begin

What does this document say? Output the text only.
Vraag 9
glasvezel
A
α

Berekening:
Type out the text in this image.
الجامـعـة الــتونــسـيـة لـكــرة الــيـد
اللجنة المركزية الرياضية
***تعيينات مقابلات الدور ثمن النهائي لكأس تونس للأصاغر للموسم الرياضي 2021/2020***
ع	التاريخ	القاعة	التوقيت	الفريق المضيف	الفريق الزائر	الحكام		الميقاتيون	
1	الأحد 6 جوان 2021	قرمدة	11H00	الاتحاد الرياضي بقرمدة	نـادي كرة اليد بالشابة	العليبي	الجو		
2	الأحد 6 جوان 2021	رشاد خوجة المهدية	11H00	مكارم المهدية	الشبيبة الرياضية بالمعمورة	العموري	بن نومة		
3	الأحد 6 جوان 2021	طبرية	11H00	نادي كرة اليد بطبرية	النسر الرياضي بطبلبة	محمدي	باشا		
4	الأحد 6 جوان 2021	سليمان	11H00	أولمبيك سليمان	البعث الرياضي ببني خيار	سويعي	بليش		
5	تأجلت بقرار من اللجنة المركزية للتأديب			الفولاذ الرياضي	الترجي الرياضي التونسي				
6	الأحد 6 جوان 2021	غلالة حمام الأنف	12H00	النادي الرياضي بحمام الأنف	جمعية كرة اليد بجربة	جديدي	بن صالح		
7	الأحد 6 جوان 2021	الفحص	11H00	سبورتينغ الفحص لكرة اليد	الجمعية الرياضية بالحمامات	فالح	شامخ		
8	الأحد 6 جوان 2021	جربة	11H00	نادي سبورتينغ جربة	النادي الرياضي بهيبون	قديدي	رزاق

end

**Requirements**
Transcribe every line of the data, exactly as it stands.

**Solved exercise**
What does this document say? Output the text only.
Vraag 9
glasvezel
A
α

Berekening:
Type out the text in this image.
الجامـعـة الــتونــسـيـة لـكــرة الــيـد
اللجنة المركزية الرياضية
***تعيينات مقابلات الدور ثمن النهائي لكأس تونس للأصاغر للموسم الرياضي 2021/2020***
ع	التاريخ	القاعة	التوقيت	الفريق المضيف	الفريق الزائر	الحكام		الميقاتيون	
1	الأحد 6 جوان 2021	قرمدة	11H00	الاتحاد الرياضي بقرمدة	نـادي كرة اليد بالشابة	العليبي	الجو		
2	الأحد 6 جوان 2021	رشاد خوجة المهدية	11H00	مكارم المهدية	الشبيبة الرياضية بالمعمورة	العموري	بن نومة		
3	الأحد 6 جوان 2021	طبرية	11H00	نادي كرة اليد بطبرية	النسر الرياضي بطبلبة	محمدي	باشا		
4	الأحد 6 جوان 2021	سليمان	11H00	أولمبيك سليمان	البعث الرياضي ببني خيار	سويعي	بليش		
5	تأجلت بقرار من اللجنة المركزية للتأديب			الفولاذ الرياضي	الترجي الرياضي التونسي				
6	الأحد 6 جوان 2021	غلالة حمام الأنف	12H00	النادي الرياضي بحمام الأنف	جمعية كرة اليد بجربة	جديدي	بن صالح		
7	الأحد 6 جوان 2021	الفحص	11H00	سبورتينغ الفحص لكرة اليد	الجمعية الرياضية بالحمامات	فالح	شامخ		
8	الأحد 6 جوان 2021	جربة	11H00	نادي سبورتينغ جربة	النادي الرياضي بهيبون	قديدي	رزاق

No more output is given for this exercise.